GOAL
Without including any pictures, copy each entry below exactly.

Items from a dataset:
>> BEGIN

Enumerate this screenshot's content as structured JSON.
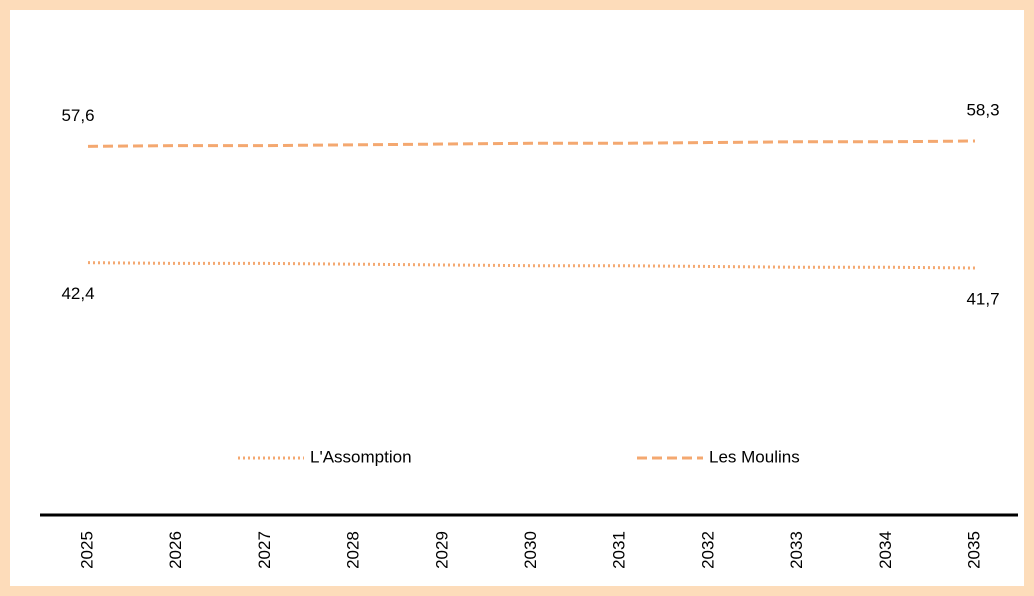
{
  "chart_data": {
    "type": "line",
    "categories": [
      "2025",
      "2026",
      "2027",
      "2028",
      "2029",
      "2030",
      "2031",
      "2032",
      "2033",
      "2034",
      "2035"
    ],
    "series": [
      {
        "name": "L'Assomption",
        "color": "#f4a870",
        "style": "dotted",
        "values": [
          42.4,
          42.3,
          42.3,
          42.2,
          42.1,
          42.0,
          42.0,
          41.9,
          41.8,
          41.8,
          41.7
        ],
        "value_labels": [
          "42,4",
          null,
          null,
          null,
          null,
          null,
          null,
          null,
          null,
          null,
          "41,7"
        ]
      },
      {
        "name": "Les Moulins",
        "color": "#f4a870",
        "style": "dashed",
        "values": [
          57.6,
          57.7,
          57.7,
          57.8,
          57.9,
          58.0,
          58.0,
          58.1,
          58.2,
          58.2,
          58.3
        ],
        "value_labels": [
          "57,6",
          null,
          null,
          null,
          null,
          null,
          null,
          null,
          null,
          null,
          "58,3"
        ]
      }
    ],
    "legend": "bottom"
  }
}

>> END

CORRECT RESULT
Enumerate this screenshot's content as structured JSON.
{
  "chart_data": {
    "type": "line",
    "categories": [
      "2025",
      "2026",
      "2027",
      "2028",
      "2029",
      "2030",
      "2031",
      "2032",
      "2033",
      "2034",
      "2035"
    ],
    "series": [
      {
        "name": "L'Assomption",
        "color": "#f4a870",
        "style": "dotted",
        "values": [
          42.4,
          42.3,
          42.3,
          42.2,
          42.1,
          42.0,
          42.0,
          41.9,
          41.8,
          41.8,
          41.7
        ],
        "value_labels": [
          "42,4",
          null,
          null,
          null,
          null,
          null,
          null,
          null,
          null,
          null,
          "41,7"
        ]
      },
      {
        "name": "Les Moulins",
        "color": "#f4a870",
        "style": "dashed",
        "values": [
          57.6,
          57.7,
          57.7,
          57.8,
          57.9,
          58.0,
          58.0,
          58.1,
          58.2,
          58.2,
          58.3
        ],
        "value_labels": [
          "57,6",
          null,
          null,
          null,
          null,
          null,
          null,
          null,
          null,
          null,
          "58,3"
        ]
      }
    ],
    "legend": "bottom"
  }
}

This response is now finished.